● GIVEN RECORDS
----

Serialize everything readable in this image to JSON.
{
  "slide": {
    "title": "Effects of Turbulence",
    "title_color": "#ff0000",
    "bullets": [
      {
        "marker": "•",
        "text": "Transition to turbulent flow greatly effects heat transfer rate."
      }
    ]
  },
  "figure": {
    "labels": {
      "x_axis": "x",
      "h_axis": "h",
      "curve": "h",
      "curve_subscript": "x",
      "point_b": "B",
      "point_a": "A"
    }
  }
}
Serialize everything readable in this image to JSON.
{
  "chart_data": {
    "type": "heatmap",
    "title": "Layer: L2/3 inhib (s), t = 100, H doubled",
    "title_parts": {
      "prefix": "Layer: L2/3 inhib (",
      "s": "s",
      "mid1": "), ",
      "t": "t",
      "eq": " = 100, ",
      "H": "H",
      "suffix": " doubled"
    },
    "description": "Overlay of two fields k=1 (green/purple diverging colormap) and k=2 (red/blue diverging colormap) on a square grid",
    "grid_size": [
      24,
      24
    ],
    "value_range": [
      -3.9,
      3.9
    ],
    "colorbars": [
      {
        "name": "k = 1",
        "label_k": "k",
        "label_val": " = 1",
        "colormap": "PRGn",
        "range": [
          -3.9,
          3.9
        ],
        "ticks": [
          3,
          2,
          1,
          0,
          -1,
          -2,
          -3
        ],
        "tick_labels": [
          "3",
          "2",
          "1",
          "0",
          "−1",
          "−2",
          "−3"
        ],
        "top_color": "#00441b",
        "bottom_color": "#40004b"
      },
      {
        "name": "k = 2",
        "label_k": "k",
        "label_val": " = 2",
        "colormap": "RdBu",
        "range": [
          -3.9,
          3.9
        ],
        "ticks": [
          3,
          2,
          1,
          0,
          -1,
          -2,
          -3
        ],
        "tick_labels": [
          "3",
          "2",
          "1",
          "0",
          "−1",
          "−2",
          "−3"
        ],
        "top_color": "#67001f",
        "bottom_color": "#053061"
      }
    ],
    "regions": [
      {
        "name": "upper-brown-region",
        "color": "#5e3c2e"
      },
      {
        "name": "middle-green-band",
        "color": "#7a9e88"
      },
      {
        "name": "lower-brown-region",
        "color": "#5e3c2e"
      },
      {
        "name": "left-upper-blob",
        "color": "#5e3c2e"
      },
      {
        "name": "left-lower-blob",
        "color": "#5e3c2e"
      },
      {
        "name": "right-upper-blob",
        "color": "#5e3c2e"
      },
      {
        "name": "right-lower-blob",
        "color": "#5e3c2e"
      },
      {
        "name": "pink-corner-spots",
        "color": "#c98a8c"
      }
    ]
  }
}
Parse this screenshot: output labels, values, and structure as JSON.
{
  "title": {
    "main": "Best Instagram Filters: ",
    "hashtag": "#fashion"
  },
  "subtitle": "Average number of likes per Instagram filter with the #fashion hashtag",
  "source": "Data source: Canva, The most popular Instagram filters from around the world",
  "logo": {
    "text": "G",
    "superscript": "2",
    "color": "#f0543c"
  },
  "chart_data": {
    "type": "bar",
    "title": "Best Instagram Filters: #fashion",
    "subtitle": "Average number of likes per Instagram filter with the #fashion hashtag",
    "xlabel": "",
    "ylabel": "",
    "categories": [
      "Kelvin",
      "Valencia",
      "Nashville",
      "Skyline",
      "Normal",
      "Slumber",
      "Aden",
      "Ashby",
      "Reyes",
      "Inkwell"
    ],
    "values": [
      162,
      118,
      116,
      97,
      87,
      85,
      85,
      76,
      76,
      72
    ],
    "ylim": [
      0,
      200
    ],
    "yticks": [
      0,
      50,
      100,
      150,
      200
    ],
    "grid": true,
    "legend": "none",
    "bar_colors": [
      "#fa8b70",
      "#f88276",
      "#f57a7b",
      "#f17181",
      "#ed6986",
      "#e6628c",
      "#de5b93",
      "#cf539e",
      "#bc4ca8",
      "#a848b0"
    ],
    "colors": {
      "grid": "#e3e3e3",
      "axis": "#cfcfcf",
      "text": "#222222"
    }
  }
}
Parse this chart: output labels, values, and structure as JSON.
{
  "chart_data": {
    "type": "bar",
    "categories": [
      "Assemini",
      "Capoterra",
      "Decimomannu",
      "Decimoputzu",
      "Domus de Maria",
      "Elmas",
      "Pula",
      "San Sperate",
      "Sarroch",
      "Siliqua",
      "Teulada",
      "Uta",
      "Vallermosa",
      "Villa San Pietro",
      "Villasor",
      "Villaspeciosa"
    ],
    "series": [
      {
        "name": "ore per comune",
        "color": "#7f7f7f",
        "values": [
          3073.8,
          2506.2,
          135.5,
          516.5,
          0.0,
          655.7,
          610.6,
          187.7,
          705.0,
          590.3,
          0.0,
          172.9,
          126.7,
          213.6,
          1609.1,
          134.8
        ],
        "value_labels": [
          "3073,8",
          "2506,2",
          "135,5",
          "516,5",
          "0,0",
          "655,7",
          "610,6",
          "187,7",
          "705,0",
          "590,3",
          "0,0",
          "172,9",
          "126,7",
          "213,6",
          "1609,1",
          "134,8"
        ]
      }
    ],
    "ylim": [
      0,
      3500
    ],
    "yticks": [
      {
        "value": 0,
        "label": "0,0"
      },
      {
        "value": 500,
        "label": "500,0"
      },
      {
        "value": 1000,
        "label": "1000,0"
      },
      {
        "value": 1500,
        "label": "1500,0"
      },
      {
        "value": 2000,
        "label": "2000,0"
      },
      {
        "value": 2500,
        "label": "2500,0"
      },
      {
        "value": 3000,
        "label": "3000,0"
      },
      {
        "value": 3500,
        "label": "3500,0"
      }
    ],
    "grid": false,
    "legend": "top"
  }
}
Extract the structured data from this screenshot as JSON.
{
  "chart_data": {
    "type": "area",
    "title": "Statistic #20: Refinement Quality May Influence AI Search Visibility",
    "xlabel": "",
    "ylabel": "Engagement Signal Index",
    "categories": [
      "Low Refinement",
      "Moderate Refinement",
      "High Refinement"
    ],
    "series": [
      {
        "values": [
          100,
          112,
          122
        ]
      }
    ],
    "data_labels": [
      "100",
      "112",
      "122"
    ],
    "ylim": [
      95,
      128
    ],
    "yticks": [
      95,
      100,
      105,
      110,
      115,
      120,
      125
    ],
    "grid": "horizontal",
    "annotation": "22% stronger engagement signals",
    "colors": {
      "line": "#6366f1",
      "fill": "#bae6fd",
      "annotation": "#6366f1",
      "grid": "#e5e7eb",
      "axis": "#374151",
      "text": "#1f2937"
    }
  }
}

----

● DIRECTION
Select the lines in this material that hold the word "values", leaving none out.

● EXERCISE SOLUTION
Parse this screenshot: output labels, values, and structure as JSON.
    "values": [
Parse this chart: output labels, values, and structure as JSON.
        "values": [
        "values": [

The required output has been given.